INPUT:
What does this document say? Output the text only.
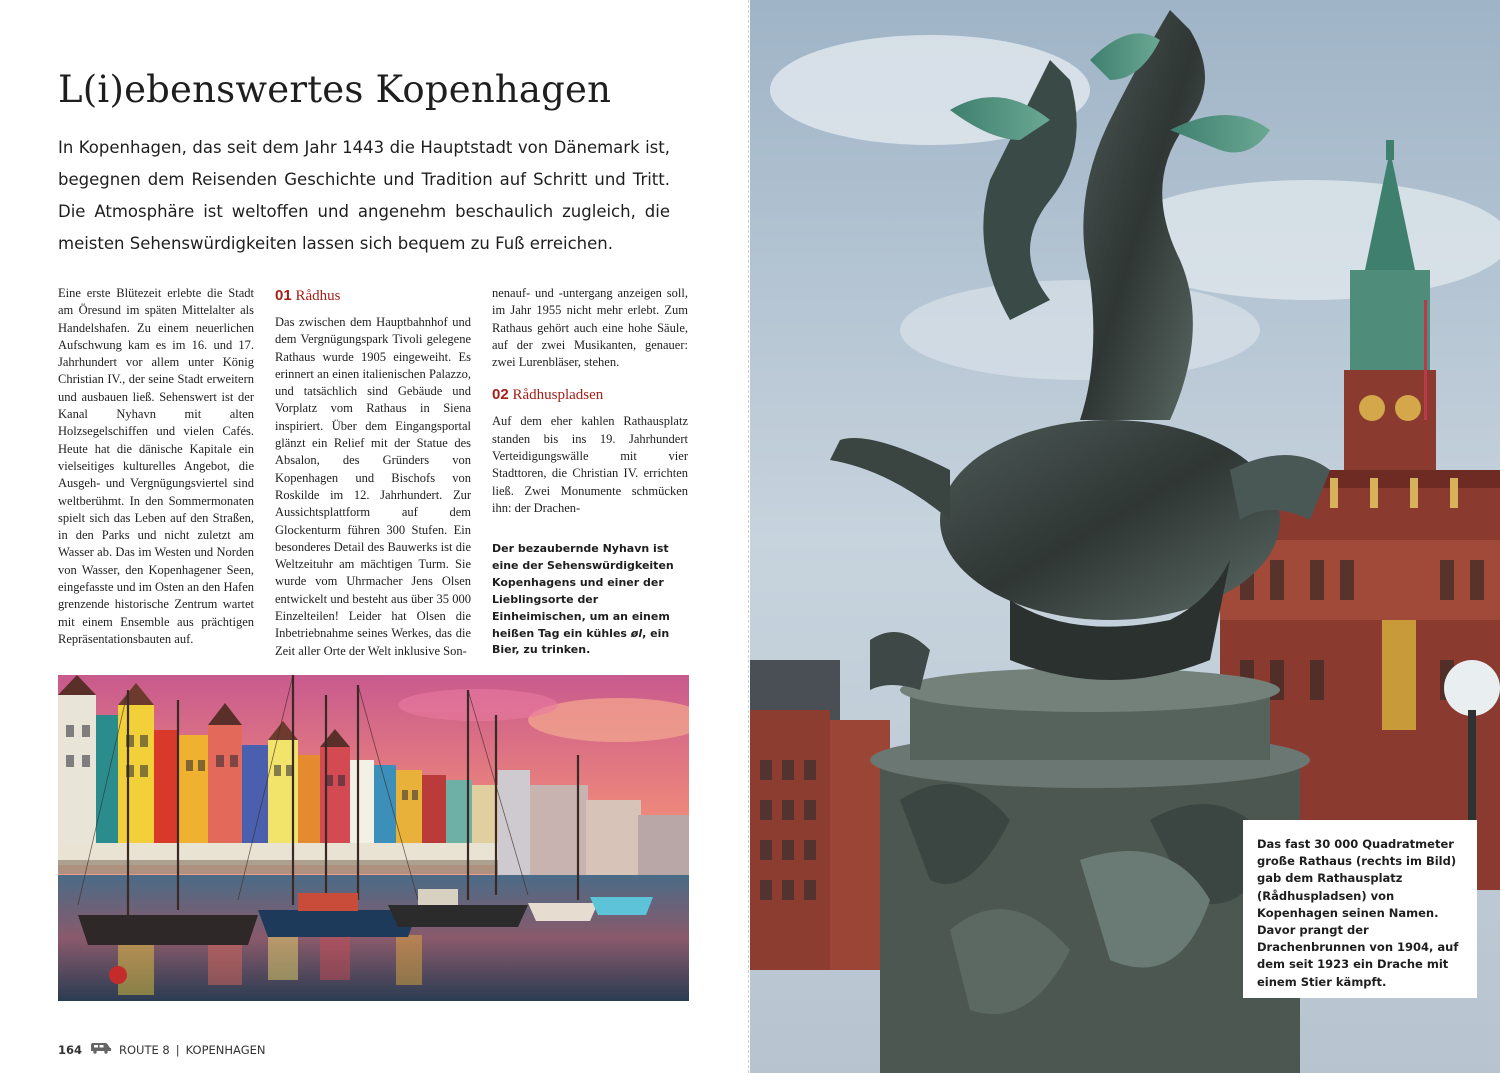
L(i)ebenswertes Kopenhagen

In Kopenhagen, das seit dem Jahr 1443 die Hauptstadt von Dänemark ist, begegnen dem Reisenden Geschichte und Tradition auf Schritt und Tritt. Die Atmosphäre ist weltoffen und angenehm beschaulich zugleich, die meisten Sehenswürdigkeiten lassen sich bequem zu Fuß erreichen.

Eine erste Blütezeit erlebte die Stadt am Öresund im späten Mittelalter als Handelshafen. Zu einem neuerlichen Aufschwung kam es im 16. und 17. Jahrhundert vor allem unter König Christian IV., der seine Stadt erweitern und ausbauen ließ. Sehenswert ist der Kanal Nyhavn mit alten Holzsegelschiffen und vielen Cafés. Heute hat die dänische Kapitale ein vielseitiges kulturelles Angebot, die Ausgeh- und Vergnügungsviertel sind weltberühmt. In den Sommermonaten spielt sich das Leben auf den Straßen, in den Parks und nicht zuletzt am Wasser ab. Das im Westen und Norden von Wasser, den Kopenhagener Seen, eingefasste und im Osten an den Hafen grenzende historische Zentrum wartet mit einem Ensemble aus prächtigen Repräsentationsbauten auf.

01 Rådhus

Das zwischen dem Hauptbahnhof und dem Vergnügungspark Tivoli gelegene Rathaus wurde 1905 eingeweiht. Es erinnert an einen italienischen Palazzo, und tatsächlich sind Gebäude und Vorplatz vom Rathaus in Siena inspiriert. Über dem Eingangsportal glänzt ein Relief mit der Statue des Absalon, des Gründers von Kopenhagen und Bischofs von Roskilde im 12. Jahrhundert. Zur Aussichtsplattform auf dem Glockenturm führen 300 Stufen. Ein besonderes Detail des Bauwerks ist die Weltzeituhr am mächtigen Turm. Sie wurde vom Uhrmacher Jens Olsen entwickelt und besteht aus über 35 000 Einzelteilen! Leider hat Olsen die Inbetriebnahme seines Werkes, das die Zeit aller Orte der Welt inklusive Son-

nenauf- und -untergang anzeigen soll, im Jahr 1955 nicht mehr erlebt. Zum Rathaus gehört auch eine hohe Säule, auf der zwei Musikanten, genauer: zwei Lurenbläser, stehen.

02 Rådhuspladsen

Auf dem eher kahlen Rathausplatz standen bis ins 19. Jahrhundert Verteidigungswälle mit vier Stadttoren, die Christian IV. errichten ließ. Zwei Monumente schmücken ihn: der Drachen-

Der bezaubernde Nyhavn ist eine der Sehenswürdigkeiten Kopenhagens und einer der Lieblingsorte der Einheimischen, um an einem heißen Tag ein kühles øl, ein Bier, zu trinken.

164	ROUTE 8 | KOPENHAGEN

Das fast 30 000 Quadratmeter große Rathaus (rechts im Bild) gab dem Rathausplatz (Rådhuspladsen) von Kopenhagen seinen Namen. Davor prangt der Drachenbrunnen von 1904, auf dem seit 1923 ein Drache mit einem Stier kämpft.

GOAL OF THE EXERCISE:
Omit any images, then output the listing exactly.

ANSWER FOR THIS EXERCISE:
What does this document say? Output the text only.
L(i)ebenswertes Kopenhagen

In Kopenhagen, das seit dem Jahr 1443 die Hauptstadt von Dänemark ist, begegnen dem Reisenden Geschichte und Tradition auf Schritt und Tritt. Die Atmosphäre ist weltoffen und angenehm beschaulich zugleich, die meisten Sehenswürdigkeiten lassen sich bequem zu Fuß erreichen.

Eine erste Blütezeit erlebte die Stadt am Öresund im späten Mittelalter als Handelshafen. Zu einem neuerlichen Aufschwung kam es im 16. und 17. Jahrhundert vor allem unter König Christian IV., der seine Stadt erweitern und ausbauen ließ. Sehenswert ist der Kanal Nyhavn mit alten Holzsegelschiffen und vielen Cafés. Heute hat die dänische Kapitale ein vielseitiges kulturelles Angebot, die Ausgeh- und Vergnügungsviertel sind weltberühmt. In den Sommermonaten spielt sich das Leben auf den Straßen, in den Parks und nicht zuletzt am Wasser ab. Das im Westen und Norden von Wasser, den Kopenhagener Seen, eingefasste und im Osten an den Hafen grenzende historische Zentrum wartet mit einem Ensemble aus prächtigen Repräsentationsbauten auf.

01 Rådhus

Das zwischen dem Hauptbahnhof und dem Vergnügungspark Tivoli gelegene Rathaus wurde 1905 eingeweiht. Es erinnert an einen italienischen Palazzo, und tatsächlich sind Gebäude und Vorplatz vom Rathaus in Siena inspiriert. Über dem Eingangsportal glänzt ein Relief mit der Statue des Absalon, des Gründers von Kopenhagen und Bischofs von Roskilde im 12. Jahrhundert. Zur Aussichtsplattform auf dem Glockenturm führen 300 Stufen. Ein besonderes Detail des Bauwerks ist die Weltzeituhr am mächtigen Turm. Sie wurde vom Uhrmacher Jens Olsen entwickelt und besteht aus über 35 000 Einzelteilen! Leider hat Olsen die Inbetriebnahme seines Werkes, das die Zeit aller Orte der Welt inklusive Son-

nenauf- und -untergang anzeigen soll, im Jahr 1955 nicht mehr erlebt. Zum Rathaus gehört auch eine hohe Säule, auf der zwei Musikanten, genauer: zwei Lurenbläser, stehen.

02 Rådhuspladsen

Auf dem eher kahlen Rathausplatz standen bis ins 19. Jahrhundert Verteidigungswälle mit vier Stadttoren, die Christian IV. errichten ließ. Zwei Monumente schmücken ihn: der Drachen-

Der bezaubernde Nyhavn ist eine der Sehenswürdigkeiten Kopenhagens und einer der Lieblingsorte der Einheimischen, um an einem heißen Tag ein kühles øl, ein Bier, zu trinken.

164	ROUTE 8 | KOPENHAGEN

Das fast 30 000 Quadratmeter große Rathaus (rechts im Bild) gab dem Rathausplatz (Rådhuspladsen) von Kopenhagen seinen Namen. Davor prangt der Drachenbrunnen von 1904, auf dem seit 1923 ein Drache mit einem Stier kämpft.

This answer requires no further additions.